Aim: Copy out all lines carrying the word "通道关闭".

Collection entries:
=-=-=

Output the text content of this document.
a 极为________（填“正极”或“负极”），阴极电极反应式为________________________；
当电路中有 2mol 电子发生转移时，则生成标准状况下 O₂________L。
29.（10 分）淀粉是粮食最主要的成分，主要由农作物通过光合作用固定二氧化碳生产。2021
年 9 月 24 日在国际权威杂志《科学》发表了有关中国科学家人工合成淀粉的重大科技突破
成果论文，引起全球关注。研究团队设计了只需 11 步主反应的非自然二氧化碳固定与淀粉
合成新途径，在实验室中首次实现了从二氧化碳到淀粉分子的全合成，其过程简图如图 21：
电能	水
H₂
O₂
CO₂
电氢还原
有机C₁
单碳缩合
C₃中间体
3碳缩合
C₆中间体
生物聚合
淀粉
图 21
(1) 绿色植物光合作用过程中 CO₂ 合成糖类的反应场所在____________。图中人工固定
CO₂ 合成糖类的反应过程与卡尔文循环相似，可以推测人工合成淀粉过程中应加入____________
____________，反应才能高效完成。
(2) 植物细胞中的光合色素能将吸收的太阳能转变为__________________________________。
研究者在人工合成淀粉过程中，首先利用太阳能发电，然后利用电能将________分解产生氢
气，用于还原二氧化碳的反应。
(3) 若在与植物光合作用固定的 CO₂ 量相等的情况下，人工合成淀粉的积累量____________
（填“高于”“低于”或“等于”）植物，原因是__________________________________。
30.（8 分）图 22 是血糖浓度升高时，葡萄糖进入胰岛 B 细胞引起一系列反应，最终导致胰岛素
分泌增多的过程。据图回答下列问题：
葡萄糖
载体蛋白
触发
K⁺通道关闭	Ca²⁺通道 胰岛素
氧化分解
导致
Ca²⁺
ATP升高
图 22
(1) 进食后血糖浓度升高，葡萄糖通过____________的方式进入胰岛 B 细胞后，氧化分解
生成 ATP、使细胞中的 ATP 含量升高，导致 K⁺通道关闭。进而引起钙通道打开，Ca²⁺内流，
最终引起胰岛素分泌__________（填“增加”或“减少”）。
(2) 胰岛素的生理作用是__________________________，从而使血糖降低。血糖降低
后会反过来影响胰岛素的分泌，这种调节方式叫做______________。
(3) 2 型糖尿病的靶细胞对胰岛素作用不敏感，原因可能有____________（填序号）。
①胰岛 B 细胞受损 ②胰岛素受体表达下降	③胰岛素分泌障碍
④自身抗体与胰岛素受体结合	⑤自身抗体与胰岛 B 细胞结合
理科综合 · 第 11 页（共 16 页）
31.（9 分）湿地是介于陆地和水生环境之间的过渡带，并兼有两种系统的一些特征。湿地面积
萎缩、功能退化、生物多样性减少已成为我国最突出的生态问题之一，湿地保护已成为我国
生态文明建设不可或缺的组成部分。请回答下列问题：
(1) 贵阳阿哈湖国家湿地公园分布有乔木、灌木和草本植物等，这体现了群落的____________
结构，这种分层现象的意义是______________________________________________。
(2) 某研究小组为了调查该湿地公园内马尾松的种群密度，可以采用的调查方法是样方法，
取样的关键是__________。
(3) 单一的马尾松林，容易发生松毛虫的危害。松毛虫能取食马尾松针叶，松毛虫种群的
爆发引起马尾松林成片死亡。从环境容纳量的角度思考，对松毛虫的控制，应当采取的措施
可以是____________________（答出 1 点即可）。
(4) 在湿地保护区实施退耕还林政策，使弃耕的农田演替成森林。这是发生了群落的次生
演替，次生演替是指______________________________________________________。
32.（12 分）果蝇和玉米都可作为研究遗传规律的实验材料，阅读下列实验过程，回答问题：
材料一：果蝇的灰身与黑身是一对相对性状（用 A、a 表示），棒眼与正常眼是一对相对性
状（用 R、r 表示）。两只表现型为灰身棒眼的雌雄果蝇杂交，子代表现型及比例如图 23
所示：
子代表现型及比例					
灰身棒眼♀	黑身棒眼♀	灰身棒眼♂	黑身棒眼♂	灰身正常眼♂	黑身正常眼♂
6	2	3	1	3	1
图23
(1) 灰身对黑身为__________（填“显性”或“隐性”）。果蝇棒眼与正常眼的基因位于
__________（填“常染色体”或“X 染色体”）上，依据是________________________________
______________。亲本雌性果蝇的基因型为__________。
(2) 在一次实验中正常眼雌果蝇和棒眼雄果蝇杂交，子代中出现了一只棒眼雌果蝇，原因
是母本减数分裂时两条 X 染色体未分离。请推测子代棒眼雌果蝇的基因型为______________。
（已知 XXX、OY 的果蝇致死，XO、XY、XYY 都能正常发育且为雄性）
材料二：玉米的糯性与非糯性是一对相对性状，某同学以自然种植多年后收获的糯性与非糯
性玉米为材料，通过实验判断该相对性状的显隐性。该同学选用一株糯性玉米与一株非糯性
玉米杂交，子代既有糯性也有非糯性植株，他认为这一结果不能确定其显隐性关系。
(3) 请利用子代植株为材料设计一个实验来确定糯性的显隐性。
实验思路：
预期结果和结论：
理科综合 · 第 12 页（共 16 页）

=-=-=

Complete response:
K⁺通道关闭	Ca²⁺通道 胰岛素
生成 ATP、使细胞中的 ATP 含量升高，导致 K⁺通道关闭。进而引起钙通道打开，Ca²⁺内流，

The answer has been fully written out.